- Exercise instructions
Recast the lines below as a JSON list of strings, one string per line, omitting any blank lines.

Items from a dataset
□ □ □
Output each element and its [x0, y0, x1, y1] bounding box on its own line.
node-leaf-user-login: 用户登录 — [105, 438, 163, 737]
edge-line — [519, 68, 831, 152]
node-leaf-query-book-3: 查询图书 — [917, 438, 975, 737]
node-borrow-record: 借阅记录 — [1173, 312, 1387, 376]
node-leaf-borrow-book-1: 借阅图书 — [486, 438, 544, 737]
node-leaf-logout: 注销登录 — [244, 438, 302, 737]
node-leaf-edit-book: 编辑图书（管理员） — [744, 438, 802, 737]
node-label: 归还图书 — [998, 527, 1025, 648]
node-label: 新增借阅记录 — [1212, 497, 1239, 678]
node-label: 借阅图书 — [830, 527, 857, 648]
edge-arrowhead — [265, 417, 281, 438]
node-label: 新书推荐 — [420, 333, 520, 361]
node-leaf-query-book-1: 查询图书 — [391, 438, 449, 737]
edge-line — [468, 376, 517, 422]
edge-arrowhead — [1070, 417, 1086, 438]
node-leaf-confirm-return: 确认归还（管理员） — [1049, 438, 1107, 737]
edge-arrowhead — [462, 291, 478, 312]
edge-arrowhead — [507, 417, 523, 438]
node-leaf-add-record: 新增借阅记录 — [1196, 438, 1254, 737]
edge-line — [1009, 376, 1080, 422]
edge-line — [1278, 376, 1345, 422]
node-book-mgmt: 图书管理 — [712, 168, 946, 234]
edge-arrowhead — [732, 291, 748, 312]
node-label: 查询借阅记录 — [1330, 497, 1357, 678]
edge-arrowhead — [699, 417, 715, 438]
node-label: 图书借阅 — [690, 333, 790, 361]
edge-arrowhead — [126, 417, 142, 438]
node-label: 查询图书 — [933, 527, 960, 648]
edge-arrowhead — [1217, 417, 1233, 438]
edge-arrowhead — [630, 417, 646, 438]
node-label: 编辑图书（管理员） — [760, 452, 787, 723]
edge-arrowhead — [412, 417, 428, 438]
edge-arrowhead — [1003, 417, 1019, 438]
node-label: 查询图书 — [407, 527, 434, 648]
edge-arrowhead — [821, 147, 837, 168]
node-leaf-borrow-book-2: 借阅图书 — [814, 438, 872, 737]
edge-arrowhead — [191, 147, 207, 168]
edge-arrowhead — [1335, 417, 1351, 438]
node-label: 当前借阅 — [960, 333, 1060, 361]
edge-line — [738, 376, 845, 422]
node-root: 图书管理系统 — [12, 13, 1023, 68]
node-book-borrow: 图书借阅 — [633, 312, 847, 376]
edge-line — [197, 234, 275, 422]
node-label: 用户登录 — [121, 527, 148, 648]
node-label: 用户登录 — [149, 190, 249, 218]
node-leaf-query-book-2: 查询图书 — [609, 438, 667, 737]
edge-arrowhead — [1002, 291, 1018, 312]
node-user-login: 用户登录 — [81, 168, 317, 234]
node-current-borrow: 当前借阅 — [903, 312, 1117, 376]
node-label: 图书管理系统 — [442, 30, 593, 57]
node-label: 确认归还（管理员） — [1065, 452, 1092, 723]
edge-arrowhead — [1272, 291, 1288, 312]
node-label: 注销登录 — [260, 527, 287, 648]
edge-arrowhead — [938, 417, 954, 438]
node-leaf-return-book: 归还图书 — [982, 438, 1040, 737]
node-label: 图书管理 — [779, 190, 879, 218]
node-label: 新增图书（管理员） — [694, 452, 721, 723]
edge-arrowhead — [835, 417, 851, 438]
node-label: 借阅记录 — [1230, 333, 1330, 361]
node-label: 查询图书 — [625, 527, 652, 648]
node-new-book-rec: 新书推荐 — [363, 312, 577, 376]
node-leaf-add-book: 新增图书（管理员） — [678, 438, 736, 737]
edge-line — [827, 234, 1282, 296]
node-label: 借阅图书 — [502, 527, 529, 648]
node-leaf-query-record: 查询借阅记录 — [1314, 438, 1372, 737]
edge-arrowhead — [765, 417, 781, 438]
□ □ □
- Solution for this task
[
  "Output each element and its [x0, y0, x1, y1] bounding box on its own line.",
  "node-leaf-user-login: 用户登录 — [105, 438, 163, 737]",
  "edge-line — [519, 68, 831, 152]",
  "node-leaf-query-book-3: 查询图书 — [917, 438, 975, 737]",
  "node-borrow-record: 借阅记录 — [1173, 312, 1387, 376]",
  "node-leaf-borrow-book-1: 借阅图书 — [486, 438, 544, 737]",
  "node-leaf-logout: 注销登录 — [244, 438, 302, 737]",
  "node-leaf-edit-book: 编辑图书（管理员） — [744, 438, 802, 737]",
  "node-label: 归还图书 — [998, 527, 1025, 648]",
  "node-label: 新增借阅记录 — [1212, 497, 1239, 678]",
  "node-label: 借阅图书 — [830, 527, 857, 648]",
  "edge-arrowhead — [265, 417, 281, 438]",
  "node-label: 新书推荐 — [420, 333, 520, 361]",
  "node-leaf-query-book-1: 查询图书 — [391, 438, 449, 737]",
  "edge-line — [468, 376, 517, 422]",
  "edge-arrowhead — [1070, 417, 1086, 438]",
  "node-leaf-confirm-return: 确认归还（管理员） — [1049, 438, 1107, 737]",
  "edge-arrowhead — [462, 291, 478, 312]",
  "edge-arrowhead — [507, 417, 523, 438]",
  "node-leaf-add-record: 新增借阅记录 — [1196, 438, 1254, 737]",
  "edge-line — [1009, 376, 1080, 422]",
  "edge-line — [1278, 376, 1345, 422]",
  "node-book-mgmt: 图书管理 — [712, 168, 946, 234]",
  "edge-arrowhead — [732, 291, 748, 312]",
  "node-label: 查询借阅记录 — [1330, 497, 1357, 678]",
  "edge-arrowhead — [699, 417, 715, 438]",
  "node-label: 图书借阅 — [690, 333, 790, 361]",
  "edge-arrowhead — [126, 417, 142, 438]",
  "node-label: 查询图书 — [933, 527, 960, 648]",
  "edge-arrowhead — [1217, 417, 1233, 438]",
  "edge-arrowhead — [630, 417, 646, 438]",
  "node-label: 编辑图书（管理员） — [760, 452, 787, 723]",
  "edge-arrowhead — [412, 417, 428, 438]",
  "edge-arrowhead — [1003, 417, 1019, 438]",
  "node-label: 查询图书 — [407, 527, 434, 648]",
  "edge-arrowhead — [821, 147, 837, 168]",
  "node-leaf-borrow-book-2: 借阅图书 — [814, 438, 872, 737]",
  "edge-arrowhead — [191, 147, 207, 168]",
  "edge-arrowhead — [1335, 417, 1351, 438]",
  "node-label: 当前借阅 — [960, 333, 1060, 361]",
  "edge-line — [738, 376, 845, 422]",
  "node-root: 图书管理系统 — [12, 13, 1023, 68]",
  "node-book-borrow: 图书借阅 — [633, 312, 847, 376]",
  "edge-line — [197, 234, 275, 422]",
  "node-label: 用户登录 — [121, 527, 148, 648]",
  "node-label: 用户登录 — [149, 190, 249, 218]",
  "node-leaf-query-book-2: 查询图书 — [609, 438, 667, 737]",
  "edge-arrowhead — [1002, 291, 1018, 312]",
  "node-user-login: 用户登录 — [81, 168, 317, 234]",
  "node-current-borrow: 当前借阅 — [903, 312, 1117, 376]",
  "node-label: 图书管理系统 — [442, 30, 593, 57]",
  "node-label: 确认归还（管理员） — [1065, 452, 1092, 723]",
  "edge-arrowhead — [1272, 291, 1288, 312]",
  "node-label: 注销登录 — [260, 527, 287, 648]",
  "edge-arrowhead — [938, 417, 954, 438]",
  "node-leaf-return-book: 归还图书 — [982, 438, 1040, 737]",
  "node-label: 图书管理 — [779, 190, 879, 218]",
  "node-label: 新增图书（管理员） — [694, 452, 721, 723]",
  "edge-arrowhead — [835, 417, 851, 438]",
  "node-label: 借阅记录 — [1230, 333, 1330, 361]",
  "node-label: 查询图书 — [625, 527, 652, 648]",
  "node-new-book-rec: 新书推荐 — [363, 312, 577, 376]",
  "node-leaf-add-book: 新增图书（管理员） — [678, 438, 736, 737]",
  "edge-line — [827, 234, 1282, 296]",
  "node-label: 借阅图书 — [502, 527, 529, 648]",
  "node-leaf-query-record: 查询借阅记录 — [1314, 438, 1372, 737]",
  "edge-arrowhead — [765, 417, 781, 438]"
]